Exercise directions :: Identify and pull out each line of the entries in which "image" occurs.

━━━ Dataset extract ━━━

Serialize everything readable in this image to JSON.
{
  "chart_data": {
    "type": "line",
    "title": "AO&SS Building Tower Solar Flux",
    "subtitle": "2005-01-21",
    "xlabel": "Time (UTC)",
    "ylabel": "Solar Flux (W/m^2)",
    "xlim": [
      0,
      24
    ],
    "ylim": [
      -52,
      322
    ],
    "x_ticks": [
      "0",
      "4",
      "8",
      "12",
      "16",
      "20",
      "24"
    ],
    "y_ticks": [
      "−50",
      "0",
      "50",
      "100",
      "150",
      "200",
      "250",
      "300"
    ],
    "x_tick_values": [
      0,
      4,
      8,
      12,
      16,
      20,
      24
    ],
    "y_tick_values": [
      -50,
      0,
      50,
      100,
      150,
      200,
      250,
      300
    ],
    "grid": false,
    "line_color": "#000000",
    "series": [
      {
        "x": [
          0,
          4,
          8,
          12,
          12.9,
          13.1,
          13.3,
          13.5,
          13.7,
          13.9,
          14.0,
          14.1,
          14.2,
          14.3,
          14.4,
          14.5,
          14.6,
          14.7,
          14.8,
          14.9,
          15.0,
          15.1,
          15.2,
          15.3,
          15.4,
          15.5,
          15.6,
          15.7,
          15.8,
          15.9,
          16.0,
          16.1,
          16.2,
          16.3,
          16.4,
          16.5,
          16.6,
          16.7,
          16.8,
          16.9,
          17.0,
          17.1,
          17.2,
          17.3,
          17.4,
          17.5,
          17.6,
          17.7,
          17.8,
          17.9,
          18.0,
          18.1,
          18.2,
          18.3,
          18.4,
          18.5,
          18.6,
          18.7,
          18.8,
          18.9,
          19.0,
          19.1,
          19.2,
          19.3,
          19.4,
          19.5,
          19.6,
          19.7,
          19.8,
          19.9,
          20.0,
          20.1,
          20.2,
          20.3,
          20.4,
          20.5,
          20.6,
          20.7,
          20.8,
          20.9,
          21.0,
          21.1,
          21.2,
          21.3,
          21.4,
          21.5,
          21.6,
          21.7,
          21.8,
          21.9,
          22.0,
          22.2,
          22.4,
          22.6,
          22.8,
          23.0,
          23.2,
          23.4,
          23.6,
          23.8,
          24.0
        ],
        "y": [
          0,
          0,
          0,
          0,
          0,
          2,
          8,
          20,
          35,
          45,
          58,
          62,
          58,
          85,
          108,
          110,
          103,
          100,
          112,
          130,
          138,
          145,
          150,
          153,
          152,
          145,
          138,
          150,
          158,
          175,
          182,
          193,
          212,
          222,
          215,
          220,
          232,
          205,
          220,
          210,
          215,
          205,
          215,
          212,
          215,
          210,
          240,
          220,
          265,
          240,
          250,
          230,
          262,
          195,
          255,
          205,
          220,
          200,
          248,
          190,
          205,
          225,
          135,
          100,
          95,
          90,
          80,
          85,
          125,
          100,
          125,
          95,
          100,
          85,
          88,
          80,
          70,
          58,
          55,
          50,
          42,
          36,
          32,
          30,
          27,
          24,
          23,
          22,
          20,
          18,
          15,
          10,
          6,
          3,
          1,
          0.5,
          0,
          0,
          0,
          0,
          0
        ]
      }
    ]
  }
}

━━━
━━━ Dataset extract ━━━

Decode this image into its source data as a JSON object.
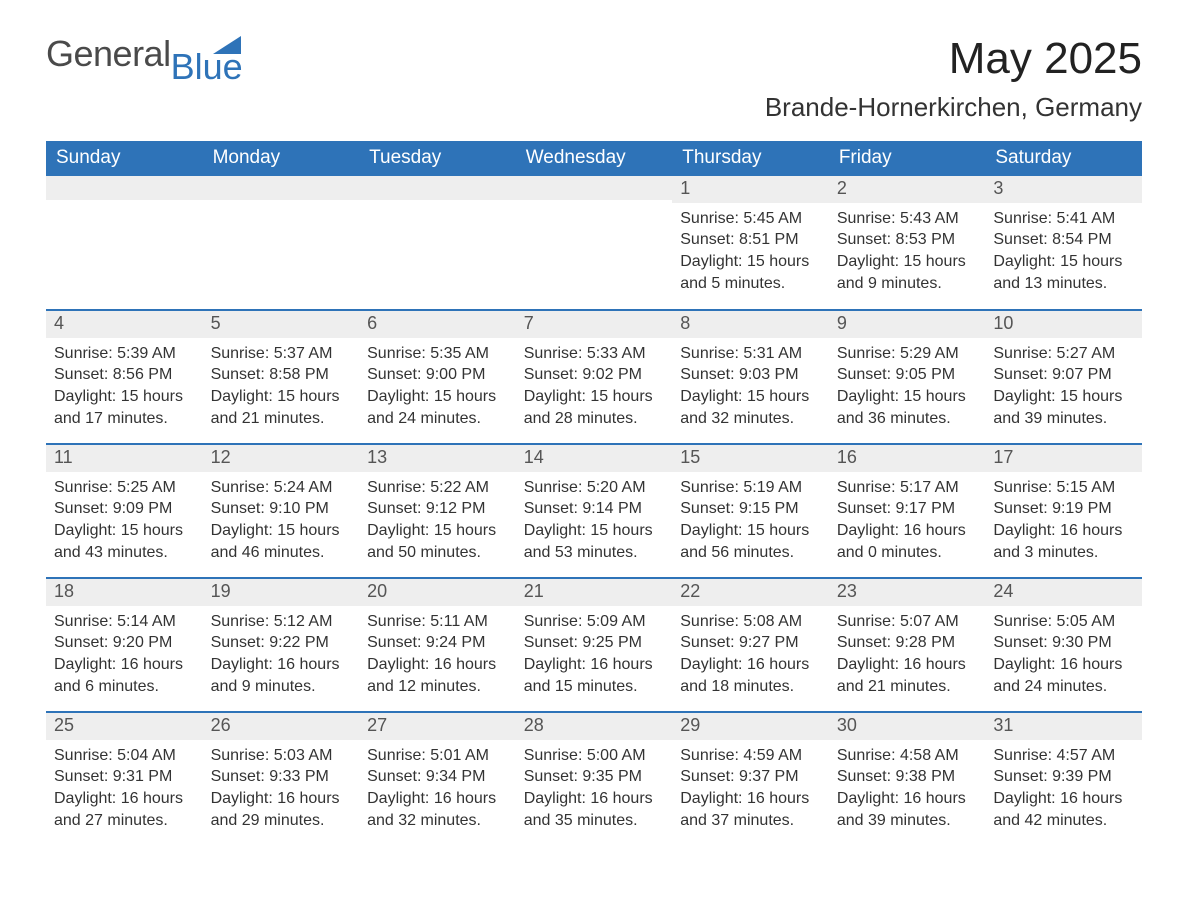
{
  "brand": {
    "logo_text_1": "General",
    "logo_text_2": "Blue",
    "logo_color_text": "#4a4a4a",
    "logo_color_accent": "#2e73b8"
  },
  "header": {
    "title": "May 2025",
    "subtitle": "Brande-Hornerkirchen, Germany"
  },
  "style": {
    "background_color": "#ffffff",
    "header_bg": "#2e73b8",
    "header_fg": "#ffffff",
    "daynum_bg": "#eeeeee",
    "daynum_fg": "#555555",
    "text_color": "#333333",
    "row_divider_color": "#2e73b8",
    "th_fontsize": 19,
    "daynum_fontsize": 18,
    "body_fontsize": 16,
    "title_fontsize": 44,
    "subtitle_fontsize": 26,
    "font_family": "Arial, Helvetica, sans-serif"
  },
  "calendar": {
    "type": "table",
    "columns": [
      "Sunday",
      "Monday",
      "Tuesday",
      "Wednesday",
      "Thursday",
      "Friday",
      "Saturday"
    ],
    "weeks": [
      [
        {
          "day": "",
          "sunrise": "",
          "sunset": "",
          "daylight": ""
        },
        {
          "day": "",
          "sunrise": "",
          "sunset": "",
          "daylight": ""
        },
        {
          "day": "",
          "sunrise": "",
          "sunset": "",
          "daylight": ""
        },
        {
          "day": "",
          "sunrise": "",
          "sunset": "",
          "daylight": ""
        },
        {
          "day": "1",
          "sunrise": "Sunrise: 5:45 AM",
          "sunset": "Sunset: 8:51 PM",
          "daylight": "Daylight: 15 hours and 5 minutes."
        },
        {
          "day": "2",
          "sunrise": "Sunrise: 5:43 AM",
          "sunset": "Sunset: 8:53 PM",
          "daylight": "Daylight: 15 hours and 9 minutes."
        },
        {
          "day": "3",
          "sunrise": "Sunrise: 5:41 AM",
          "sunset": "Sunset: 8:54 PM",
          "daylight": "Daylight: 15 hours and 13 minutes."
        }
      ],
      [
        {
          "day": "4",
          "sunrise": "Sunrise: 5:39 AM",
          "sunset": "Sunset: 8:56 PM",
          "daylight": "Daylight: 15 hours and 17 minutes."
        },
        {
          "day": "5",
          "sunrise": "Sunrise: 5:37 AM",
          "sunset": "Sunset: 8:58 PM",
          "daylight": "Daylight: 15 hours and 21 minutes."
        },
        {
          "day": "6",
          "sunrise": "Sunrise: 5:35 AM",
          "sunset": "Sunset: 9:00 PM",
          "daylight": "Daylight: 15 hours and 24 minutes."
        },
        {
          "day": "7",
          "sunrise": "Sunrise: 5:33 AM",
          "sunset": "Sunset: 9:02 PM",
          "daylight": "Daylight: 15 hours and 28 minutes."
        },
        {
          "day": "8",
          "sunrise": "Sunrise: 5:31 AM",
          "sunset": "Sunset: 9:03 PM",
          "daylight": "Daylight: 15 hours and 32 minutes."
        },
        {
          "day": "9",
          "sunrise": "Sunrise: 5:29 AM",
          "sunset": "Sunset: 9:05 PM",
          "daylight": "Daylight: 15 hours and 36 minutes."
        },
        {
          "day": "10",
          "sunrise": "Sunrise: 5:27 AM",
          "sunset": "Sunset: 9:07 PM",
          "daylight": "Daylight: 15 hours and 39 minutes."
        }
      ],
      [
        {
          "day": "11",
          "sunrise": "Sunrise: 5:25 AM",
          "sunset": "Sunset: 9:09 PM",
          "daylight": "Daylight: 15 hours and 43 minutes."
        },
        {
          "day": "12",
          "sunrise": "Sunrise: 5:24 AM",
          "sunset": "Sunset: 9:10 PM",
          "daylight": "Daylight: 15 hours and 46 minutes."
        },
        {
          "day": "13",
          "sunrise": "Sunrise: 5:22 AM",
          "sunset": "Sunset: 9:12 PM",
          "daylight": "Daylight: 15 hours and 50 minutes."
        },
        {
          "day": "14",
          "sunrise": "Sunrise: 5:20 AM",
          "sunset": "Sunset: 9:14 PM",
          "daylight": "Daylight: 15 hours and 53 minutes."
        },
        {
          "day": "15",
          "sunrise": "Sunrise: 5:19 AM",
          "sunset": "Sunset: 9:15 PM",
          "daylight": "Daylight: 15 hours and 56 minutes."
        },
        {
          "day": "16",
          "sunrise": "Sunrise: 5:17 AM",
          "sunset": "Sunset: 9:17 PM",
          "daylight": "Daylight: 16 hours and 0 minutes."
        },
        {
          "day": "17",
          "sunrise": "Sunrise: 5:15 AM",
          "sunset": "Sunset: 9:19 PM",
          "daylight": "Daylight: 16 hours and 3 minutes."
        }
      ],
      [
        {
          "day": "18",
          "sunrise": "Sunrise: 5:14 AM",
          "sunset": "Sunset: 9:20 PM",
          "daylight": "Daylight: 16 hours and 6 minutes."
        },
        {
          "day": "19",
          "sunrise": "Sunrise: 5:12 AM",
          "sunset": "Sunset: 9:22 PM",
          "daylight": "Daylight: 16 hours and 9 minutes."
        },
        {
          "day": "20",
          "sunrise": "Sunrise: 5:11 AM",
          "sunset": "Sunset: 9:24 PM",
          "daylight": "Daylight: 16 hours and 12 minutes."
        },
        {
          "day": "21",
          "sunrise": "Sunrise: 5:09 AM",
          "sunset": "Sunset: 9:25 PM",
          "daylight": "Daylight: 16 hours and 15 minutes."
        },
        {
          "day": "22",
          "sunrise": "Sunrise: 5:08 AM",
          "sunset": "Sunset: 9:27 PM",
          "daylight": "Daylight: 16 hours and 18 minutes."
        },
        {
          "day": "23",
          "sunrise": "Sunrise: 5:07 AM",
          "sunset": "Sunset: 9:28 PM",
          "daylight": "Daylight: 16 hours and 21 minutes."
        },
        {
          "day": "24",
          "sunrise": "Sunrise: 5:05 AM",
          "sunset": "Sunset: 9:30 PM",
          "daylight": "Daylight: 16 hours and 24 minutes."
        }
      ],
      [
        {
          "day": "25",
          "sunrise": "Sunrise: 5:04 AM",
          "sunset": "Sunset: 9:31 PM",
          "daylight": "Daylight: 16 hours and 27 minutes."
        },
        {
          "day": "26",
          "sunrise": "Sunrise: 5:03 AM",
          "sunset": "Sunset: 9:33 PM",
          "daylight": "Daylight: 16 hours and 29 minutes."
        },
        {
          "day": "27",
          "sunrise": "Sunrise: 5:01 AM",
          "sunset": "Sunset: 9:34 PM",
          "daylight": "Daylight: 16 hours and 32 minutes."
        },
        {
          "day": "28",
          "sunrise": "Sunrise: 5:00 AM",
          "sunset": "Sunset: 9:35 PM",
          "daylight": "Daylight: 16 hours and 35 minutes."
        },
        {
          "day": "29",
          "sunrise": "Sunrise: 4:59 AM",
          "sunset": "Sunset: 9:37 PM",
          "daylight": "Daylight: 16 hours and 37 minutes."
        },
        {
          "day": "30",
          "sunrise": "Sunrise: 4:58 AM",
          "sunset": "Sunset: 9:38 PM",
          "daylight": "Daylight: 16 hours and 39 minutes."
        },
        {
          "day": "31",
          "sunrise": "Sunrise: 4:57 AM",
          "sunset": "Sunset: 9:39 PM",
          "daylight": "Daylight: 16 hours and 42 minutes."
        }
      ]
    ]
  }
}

━━━

Answer to the task ::
Serialize everything readable in this image to JSON.
Decode this image into its source data as a JSON object.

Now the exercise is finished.